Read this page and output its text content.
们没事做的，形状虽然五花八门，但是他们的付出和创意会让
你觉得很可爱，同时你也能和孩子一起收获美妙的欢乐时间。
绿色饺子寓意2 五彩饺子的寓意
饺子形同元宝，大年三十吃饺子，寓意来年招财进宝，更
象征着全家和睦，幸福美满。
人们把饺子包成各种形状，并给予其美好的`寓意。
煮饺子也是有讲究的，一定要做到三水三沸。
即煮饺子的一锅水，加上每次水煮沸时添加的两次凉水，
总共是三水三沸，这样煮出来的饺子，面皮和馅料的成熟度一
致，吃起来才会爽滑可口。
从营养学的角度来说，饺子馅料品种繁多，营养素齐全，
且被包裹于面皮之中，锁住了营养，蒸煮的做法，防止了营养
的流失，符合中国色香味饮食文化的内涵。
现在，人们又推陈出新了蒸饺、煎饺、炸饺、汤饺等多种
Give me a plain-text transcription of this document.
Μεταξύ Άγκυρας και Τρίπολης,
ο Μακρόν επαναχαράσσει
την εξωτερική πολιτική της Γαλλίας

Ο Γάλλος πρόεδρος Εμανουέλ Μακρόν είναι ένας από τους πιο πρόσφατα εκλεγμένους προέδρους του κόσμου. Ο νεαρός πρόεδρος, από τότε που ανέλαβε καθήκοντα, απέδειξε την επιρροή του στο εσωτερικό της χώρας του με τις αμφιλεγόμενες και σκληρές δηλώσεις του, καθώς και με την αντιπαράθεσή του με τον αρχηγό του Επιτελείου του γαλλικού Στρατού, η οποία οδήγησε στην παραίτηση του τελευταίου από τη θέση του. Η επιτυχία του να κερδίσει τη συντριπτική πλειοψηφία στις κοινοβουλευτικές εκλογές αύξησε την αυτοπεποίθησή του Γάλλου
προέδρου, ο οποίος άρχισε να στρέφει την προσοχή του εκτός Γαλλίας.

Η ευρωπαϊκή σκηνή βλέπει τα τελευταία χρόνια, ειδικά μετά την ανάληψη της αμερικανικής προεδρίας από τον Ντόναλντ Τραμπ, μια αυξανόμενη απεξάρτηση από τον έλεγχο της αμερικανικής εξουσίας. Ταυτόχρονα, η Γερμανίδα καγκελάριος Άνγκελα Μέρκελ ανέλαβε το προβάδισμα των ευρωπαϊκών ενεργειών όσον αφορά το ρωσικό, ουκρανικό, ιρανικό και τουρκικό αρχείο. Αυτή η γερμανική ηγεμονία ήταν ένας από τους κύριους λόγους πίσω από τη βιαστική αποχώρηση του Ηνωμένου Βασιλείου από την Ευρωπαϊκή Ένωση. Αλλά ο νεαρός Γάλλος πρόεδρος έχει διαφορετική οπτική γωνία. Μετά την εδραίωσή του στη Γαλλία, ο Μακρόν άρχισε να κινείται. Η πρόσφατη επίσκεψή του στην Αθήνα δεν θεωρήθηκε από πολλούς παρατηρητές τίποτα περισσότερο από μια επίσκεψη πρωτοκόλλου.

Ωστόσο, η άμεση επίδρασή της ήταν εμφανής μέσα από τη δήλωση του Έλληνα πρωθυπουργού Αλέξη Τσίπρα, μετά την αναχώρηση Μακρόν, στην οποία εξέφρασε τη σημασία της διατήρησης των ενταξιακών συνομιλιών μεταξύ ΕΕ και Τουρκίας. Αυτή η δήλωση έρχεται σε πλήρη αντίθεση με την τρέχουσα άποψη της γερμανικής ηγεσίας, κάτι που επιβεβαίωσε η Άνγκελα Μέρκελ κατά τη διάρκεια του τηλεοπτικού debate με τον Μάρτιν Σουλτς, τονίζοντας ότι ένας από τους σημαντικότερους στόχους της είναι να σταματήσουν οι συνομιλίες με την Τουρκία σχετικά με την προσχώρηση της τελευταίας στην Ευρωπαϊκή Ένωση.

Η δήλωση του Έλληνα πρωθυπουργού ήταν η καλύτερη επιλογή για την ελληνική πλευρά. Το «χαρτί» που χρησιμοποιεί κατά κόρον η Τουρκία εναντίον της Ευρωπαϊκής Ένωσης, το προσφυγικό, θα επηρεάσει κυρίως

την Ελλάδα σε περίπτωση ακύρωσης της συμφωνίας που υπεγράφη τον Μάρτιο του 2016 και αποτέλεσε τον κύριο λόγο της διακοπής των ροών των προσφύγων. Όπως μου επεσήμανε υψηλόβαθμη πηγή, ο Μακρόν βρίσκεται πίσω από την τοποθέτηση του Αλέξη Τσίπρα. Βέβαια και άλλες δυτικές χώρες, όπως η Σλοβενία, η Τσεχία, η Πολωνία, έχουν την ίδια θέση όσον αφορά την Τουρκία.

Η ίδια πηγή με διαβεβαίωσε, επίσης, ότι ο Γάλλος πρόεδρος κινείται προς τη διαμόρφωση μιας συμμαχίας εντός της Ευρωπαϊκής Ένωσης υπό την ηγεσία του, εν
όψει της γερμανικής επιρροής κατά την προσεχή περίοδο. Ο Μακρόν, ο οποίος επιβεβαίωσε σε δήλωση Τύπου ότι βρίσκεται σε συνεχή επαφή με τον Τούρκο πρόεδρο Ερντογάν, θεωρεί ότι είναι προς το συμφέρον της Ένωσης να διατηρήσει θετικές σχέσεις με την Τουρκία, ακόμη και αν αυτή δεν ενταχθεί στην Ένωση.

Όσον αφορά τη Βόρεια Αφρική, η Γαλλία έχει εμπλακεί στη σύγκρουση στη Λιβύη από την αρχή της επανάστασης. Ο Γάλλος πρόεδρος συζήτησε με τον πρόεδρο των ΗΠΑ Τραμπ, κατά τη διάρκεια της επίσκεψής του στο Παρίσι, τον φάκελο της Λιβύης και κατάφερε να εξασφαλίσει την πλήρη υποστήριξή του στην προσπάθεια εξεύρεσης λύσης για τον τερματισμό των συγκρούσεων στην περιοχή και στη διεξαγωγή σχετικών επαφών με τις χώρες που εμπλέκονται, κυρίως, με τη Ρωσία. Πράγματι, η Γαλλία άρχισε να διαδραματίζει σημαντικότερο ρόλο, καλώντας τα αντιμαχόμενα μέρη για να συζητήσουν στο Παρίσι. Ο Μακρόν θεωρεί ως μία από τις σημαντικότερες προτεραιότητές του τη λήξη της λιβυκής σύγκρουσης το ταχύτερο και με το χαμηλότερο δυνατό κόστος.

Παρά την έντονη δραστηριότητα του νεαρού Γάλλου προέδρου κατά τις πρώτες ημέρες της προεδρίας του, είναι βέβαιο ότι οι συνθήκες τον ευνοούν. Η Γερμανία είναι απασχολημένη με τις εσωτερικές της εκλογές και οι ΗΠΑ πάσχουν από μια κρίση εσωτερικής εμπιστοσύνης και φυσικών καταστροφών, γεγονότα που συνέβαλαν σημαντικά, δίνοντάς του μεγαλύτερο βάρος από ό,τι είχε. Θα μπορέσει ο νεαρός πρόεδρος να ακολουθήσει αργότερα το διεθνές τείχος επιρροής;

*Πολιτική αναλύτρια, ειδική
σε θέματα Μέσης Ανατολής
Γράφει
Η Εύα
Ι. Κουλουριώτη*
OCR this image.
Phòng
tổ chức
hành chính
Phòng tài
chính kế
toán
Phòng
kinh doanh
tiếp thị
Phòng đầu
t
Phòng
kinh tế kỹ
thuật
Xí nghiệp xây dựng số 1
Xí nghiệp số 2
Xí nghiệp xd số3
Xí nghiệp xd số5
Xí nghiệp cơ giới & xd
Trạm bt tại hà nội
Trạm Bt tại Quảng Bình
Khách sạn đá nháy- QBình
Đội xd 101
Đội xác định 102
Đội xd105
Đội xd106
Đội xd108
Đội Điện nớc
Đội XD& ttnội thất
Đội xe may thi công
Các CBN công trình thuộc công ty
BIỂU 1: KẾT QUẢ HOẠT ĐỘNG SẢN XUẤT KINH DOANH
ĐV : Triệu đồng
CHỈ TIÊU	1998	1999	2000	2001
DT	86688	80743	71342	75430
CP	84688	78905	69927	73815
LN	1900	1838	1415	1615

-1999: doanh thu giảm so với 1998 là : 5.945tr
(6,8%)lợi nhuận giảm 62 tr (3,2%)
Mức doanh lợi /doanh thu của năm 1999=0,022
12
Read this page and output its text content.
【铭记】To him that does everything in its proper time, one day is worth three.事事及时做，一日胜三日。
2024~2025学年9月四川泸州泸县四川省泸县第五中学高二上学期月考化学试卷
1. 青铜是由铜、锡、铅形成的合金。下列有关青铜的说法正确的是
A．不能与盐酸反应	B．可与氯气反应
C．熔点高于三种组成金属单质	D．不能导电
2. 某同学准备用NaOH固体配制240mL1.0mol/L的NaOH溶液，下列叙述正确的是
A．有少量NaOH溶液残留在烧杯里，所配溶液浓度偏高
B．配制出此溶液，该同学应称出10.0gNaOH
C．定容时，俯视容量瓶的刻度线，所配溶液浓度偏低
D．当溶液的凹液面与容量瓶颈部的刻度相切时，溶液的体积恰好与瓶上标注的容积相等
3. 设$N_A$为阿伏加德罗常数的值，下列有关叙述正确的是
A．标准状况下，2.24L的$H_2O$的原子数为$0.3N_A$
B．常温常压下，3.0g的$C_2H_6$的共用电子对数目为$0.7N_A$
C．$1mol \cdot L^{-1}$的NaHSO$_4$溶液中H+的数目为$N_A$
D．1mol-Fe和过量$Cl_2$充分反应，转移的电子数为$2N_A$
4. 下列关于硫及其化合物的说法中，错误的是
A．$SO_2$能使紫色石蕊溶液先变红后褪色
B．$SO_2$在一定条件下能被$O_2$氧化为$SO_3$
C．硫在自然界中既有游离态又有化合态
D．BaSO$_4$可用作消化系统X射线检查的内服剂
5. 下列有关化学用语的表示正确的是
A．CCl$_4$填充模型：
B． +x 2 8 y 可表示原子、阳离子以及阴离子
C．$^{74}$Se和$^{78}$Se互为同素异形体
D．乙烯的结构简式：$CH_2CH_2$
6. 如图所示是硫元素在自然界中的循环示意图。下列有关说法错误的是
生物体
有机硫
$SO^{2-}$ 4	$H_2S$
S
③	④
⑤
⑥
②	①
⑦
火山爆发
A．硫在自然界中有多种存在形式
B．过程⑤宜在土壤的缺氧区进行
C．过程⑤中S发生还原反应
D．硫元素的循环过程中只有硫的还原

---

**Exercise goal:** Determine how many lines of the records above contain the word "this", and report only that number.

**Result:** 4